Copy all lines that contain the word "ylabel".

### Extracted data
####################
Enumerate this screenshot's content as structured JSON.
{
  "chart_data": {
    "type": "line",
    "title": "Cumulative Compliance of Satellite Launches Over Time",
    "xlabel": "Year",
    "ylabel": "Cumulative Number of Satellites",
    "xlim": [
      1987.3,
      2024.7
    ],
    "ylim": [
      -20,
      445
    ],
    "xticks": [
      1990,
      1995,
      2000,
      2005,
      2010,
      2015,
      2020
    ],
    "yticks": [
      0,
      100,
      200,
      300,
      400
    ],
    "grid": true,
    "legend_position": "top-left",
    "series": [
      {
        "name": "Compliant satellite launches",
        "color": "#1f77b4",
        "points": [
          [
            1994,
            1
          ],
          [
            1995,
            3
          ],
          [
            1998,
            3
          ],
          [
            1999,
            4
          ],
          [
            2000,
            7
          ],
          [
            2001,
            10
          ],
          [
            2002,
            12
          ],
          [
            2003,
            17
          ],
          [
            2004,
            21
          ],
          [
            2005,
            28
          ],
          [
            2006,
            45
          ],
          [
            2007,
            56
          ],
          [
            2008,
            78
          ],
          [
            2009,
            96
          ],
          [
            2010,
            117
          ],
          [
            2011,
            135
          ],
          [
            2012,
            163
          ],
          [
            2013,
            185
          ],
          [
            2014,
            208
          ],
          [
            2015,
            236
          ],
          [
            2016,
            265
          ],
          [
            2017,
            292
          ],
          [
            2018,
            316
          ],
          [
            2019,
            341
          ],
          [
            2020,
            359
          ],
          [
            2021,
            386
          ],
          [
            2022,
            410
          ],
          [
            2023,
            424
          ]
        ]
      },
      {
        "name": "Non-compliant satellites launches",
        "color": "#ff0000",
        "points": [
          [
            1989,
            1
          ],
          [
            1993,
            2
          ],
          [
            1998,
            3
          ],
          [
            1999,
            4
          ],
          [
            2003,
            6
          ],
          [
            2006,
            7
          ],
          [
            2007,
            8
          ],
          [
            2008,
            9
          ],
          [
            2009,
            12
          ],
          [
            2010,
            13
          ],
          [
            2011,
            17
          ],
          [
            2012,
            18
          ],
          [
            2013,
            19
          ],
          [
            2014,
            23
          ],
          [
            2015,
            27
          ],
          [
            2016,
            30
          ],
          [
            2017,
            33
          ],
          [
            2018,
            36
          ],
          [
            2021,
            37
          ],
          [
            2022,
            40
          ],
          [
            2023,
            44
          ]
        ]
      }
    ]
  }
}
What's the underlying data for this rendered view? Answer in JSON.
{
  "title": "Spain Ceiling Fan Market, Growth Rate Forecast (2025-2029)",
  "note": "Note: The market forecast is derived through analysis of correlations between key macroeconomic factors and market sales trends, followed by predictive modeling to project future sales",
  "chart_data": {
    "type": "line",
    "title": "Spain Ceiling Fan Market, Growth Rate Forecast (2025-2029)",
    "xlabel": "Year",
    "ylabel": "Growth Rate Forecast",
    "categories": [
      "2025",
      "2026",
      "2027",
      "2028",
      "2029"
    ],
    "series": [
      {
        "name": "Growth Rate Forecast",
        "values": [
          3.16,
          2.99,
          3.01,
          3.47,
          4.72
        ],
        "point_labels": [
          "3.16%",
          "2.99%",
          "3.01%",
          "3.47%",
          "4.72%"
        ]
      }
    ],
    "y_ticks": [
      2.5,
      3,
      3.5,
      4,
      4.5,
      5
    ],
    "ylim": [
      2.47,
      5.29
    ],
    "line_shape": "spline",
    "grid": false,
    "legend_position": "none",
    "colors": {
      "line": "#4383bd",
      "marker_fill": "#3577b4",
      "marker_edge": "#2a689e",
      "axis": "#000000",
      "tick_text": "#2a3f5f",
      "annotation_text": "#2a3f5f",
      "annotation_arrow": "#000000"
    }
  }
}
####################
### Solution for this problem
    "ylabel": "Cumulative Number of Satellites",
    "ylabel": "Growth Rate Forecast",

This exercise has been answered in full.